** begin PROVIDED RECORDS **

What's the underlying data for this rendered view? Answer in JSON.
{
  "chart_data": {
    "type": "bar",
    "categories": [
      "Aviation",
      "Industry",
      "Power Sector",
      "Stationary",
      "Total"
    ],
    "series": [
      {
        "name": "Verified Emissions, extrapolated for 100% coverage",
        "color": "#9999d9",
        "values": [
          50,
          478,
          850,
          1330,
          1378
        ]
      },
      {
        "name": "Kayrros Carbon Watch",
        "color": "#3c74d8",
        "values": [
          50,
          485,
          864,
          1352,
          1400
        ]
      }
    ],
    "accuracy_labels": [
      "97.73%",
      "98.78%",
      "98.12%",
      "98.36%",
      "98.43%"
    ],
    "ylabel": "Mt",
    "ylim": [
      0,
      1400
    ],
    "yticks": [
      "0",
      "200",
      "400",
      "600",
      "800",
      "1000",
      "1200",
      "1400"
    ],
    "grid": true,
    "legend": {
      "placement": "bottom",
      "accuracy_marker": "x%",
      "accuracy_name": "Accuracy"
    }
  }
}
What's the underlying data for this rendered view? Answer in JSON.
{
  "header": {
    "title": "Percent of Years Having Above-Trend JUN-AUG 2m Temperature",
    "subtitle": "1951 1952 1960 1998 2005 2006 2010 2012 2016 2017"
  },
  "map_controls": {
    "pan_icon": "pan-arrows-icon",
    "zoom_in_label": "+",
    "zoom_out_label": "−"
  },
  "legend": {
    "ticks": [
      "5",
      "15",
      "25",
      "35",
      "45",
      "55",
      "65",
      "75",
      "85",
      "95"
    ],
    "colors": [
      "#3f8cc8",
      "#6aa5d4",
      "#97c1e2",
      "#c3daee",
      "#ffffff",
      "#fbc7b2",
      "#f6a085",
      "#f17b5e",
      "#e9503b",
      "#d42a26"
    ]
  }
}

** end PROVIDED RECORDS **

_WHAT YOU NEED TO DO_
Extract each record, keeping it identical to the original.

_COMPLETE RESPONSE_
What's the underlying data for this rendered view? Answer in JSON.
{
  "chart_data": {
    "type": "bar",
    "categories": [
      "Aviation",
      "Industry",
      "Power Sector",
      "Stationary",
      "Total"
    ],
    "series": [
      {
        "name": "Verified Emissions, extrapolated for 100% coverage",
        "color": "#9999d9",
        "values": [
          50,
          478,
          850,
          1330,
          1378
        ]
      },
      {
        "name": "Kayrros Carbon Watch",
        "color": "#3c74d8",
        "values": [
          50,
          485,
          864,
          1352,
          1400
        ]
      }
    ],
    "accuracy_labels": [
      "97.73%",
      "98.78%",
      "98.12%",
      "98.36%",
      "98.43%"
    ],
    "ylabel": "Mt",
    "ylim": [
      0,
      1400
    ],
    "yticks": [
      "0",
      "200",
      "400",
      "600",
      "800",
      "1000",
      "1200",
      "1400"
    ],
    "grid": true,
    "legend": {
      "placement": "bottom",
      "accuracy_marker": "x%",
      "accuracy_name": "Accuracy"
    }
  }
}
What's the underlying data for this rendered view? Answer in JSON.
{
  "header": {
    "title": "Percent of Years Having Above-Trend JUN-AUG 2m Temperature",
    "subtitle": "1951 1952 1960 1998 2005 2006 2010 2012 2016 2017"
  },
  "map_controls": {
    "pan_icon": "pan-arrows-icon",
    "zoom_in_label": "+",
    "zoom_out_label": "−"
  },
  "legend": {
    "ticks": [
      "5",
      "15",
      "25",
      "35",
      "45",
      "55",
      "65",
      "75",
      "85",
      "95"
    ],
    "colors": [
      "#3f8cc8",
      "#6aa5d4",
      "#97c1e2",
      "#c3daee",
      "#ffffff",
      "#fbc7b2",
      "#f6a085",
      "#f17b5e",
      "#e9503b",
      "#d42a26"
    ]
  }
}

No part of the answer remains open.